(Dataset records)

· · · ·

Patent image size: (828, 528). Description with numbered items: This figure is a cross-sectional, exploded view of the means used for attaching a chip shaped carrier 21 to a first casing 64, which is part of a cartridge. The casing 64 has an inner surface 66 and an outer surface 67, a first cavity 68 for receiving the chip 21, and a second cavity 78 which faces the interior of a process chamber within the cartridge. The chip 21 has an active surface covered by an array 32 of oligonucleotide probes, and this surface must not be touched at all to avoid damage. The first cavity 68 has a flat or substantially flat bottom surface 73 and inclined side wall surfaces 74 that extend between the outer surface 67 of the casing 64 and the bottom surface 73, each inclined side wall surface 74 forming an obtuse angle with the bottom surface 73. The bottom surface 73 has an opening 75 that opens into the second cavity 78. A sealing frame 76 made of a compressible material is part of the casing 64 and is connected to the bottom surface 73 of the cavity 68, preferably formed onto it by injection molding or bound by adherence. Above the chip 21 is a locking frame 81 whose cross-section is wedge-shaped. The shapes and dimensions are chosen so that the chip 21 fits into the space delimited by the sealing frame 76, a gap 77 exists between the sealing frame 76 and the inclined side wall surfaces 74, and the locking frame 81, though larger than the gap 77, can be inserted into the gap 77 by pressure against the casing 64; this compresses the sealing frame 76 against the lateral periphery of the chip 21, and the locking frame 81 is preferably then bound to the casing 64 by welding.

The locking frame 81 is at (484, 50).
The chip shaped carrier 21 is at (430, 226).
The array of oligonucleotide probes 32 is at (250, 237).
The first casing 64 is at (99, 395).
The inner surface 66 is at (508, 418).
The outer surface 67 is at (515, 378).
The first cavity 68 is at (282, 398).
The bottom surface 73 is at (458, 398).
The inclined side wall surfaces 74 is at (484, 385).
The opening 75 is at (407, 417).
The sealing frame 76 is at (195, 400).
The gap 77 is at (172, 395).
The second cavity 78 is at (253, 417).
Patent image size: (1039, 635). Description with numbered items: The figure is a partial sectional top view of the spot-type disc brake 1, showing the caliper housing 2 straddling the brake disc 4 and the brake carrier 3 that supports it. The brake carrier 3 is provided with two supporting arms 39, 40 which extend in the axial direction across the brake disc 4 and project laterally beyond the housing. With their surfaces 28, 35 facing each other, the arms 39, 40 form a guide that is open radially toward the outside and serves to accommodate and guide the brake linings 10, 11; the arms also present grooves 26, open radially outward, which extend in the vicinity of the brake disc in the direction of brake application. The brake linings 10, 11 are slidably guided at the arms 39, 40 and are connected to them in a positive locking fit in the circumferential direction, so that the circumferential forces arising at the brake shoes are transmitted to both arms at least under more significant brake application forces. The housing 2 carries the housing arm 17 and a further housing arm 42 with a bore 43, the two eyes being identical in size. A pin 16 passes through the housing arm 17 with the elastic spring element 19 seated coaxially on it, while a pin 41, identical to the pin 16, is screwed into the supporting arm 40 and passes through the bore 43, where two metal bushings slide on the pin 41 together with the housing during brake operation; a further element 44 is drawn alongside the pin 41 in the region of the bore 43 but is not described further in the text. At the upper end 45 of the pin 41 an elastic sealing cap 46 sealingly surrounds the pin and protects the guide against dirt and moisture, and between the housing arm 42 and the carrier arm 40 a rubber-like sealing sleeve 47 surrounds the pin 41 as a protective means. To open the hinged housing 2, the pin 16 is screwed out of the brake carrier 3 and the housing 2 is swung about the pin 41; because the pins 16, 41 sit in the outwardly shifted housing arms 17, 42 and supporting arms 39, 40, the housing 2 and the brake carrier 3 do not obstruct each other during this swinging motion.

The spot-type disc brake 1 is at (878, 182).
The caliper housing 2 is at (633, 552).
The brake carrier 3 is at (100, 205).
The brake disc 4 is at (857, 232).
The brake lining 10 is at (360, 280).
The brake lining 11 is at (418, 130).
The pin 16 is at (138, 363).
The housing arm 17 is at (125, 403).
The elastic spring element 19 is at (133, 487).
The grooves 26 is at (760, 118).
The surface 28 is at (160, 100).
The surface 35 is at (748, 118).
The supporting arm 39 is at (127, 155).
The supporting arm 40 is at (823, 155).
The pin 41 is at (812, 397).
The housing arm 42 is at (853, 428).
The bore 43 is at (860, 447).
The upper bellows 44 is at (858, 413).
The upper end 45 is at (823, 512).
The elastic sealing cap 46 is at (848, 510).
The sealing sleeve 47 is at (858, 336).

· · · ·

• **DIRECTIONS FOR THIS TASK**: Convert every line of the listing above into a numbered list, omitting the blank lines.

• **TASK ANSWER**:
1. Patent image size: (828, 528). Description with numbered items: This figure is a cross-sectional, exploded view of the means used for attaching a chip shaped carrier 21 to a first casing 64, which is part of a cartridge. The casing 64 has an inner surface 66 and an outer surface 67, a first cavity 68 for receiving the chip 21, and a second cavity 78 which faces the interior of a process chamber within the cartridge. The chip 21 has an active surface covered by an array 32 of oligonucleotide probes, and this surface must not be touched at all to avoid damage. The first cavity 68 has a flat or substantially flat bottom surface 73 and inclined side wall surfaces 74 that extend between the outer surface 67 of the casing 64 and the bottom surface 73, each inclined side wall surface 74 forming an obtuse angle with the bottom surface 73. The bottom surface 73 has an opening 75 that opens into the second cavity 78. A sealing frame 76 made of a compressible material is part of the casing 64 and is connected to the bottom surface 73 of the cavity 68, preferably formed onto it by injection molding or bound by adherence. Above the chip 21 is a locking frame 81 whose cross-section is wedge-shaped. The shapes and dimensions are chosen so that the chip 21 fits into the space delimited by the sealing frame 76, a gap 77 exists between the sealing frame 76 and the inclined side wall surfaces 74, and the locking frame 81, though larger than the gap 77, can be inserted into the gap 77 by pressure against the casing 64; this compresses the sealing frame 76 against the lateral periphery of the chip 21, and the locking frame 81 is preferably then bound to the casing 64 by welding.
2. The locking frame 81 is at (484, 50).
3. The chip shaped carrier 21 is at (430, 226).
4. The array of oligonucleotide probes 32 is at (250, 237).
5. The first casing 64 is at (99, 395).
6. The inner surface 66 is at (508, 418).
7. The outer surface 67 is at (515, 378).
8. The first cavity 68 is at (282, 398).
9. The bottom surface 73 is at (458, 398).
10. The inclined side wall surfaces 74 is at (484, 385).
11. The opening 75 is at (407, 417).
12. The sealing frame 76 is at (195, 400).
13. The gap 77 is at (172, 395).
14. The second cavity 78 is at (253, 417).
15. Patent image size: (1039, 635). Description with numbered items: The figure is a partial sectional top view of the spot-type disc brake 1, showing the caliper housing 2 straddling the brake disc 4 and the brake carrier 3 that supports it. The brake carrier 3 is provided with two supporting arms 39, 40 which extend in the axial direction across the brake disc 4 and project laterally beyond the housing. With their surfaces 28, 35 facing each other, the arms 39, 40 form a guide that is open radially toward the outside and serves to accommodate and guide the brake linings 10, 11; the arms also present grooves 26, open radially outward, which extend in the vicinity of the brake disc in the direction of brake application. The brake linings 10, 11 are slidably guided at the arms 39, 40 and are connected to them in a positive locking fit in the circumferential direction, so that the circumferential forces arising at the brake shoes are transmitted to both arms at least under more significant brake application forces. The housing 2 carries the housing arm 17 and a further housing arm 42 with a bore 43, the two eyes being identical in size. A pin 16 passes through the housing arm 17 with the elastic spring element 19 seated coaxially on it, while a pin 41, identical to the pin 16, is screwed into the supporting arm 40 and passes through the bore 43, where two metal bushings slide on the pin 41 together with the housing during brake operation; a further element 44 is drawn alongside the pin 41 in the region of the bore 43 but is not described further in the text. At the upper end 45 of the pin 41 an elastic sealing cap 46 sealingly surrounds the pin and protects the guide against dirt and moisture, and between the housing arm 42 and the carrier arm 40 a rubber-like sealing sleeve 47 surrounds the pin 41 as a protective means. To open the hinged housing 2, the pin 16 is screwed out of the brake carrier 3 and the housing 2 is swung about the pin 41; because the pins 16, 41 sit in the outwardly shifted housing arms 17, 42 and supporting arms 39, 40, the housing 2 and the brake carrier 3 do not obstruct each other during this swinging motion.
16. The spot-type disc brake 1 is at (878, 182).
17. The caliper housing 2 is at (633, 552).
18. The brake carrier 3 is at (100, 205).
19. The brake disc 4 is at (857, 232).
20. The brake lining 10 is at (360, 280).
21. The brake lining 11 is at (418, 130).
22. The pin 16 is at (138, 363).
23. The housing arm 17 is at (125, 403).
24. The elastic spring element 19 is at (133, 487).
25. The grooves 26 is at (760, 118).
26. The surface 28 is at (160, 100).
27. The surface 35 is at (748, 118).
28. The supporting arm 39 is at (127, 155).
29. The supporting arm 40 is at (823, 155).
30. The pin 41 is at (812, 397).
31. The housing arm 42 is at (853, 428).
32. The bore 43 is at (860, 447).
33. The upper bellows 44 is at (858, 413).
34. The upper end 45 is at (823, 512).
35. The elastic sealing cap 46 is at (848, 510).
36. The sealing sleeve 47 is at (858, 336).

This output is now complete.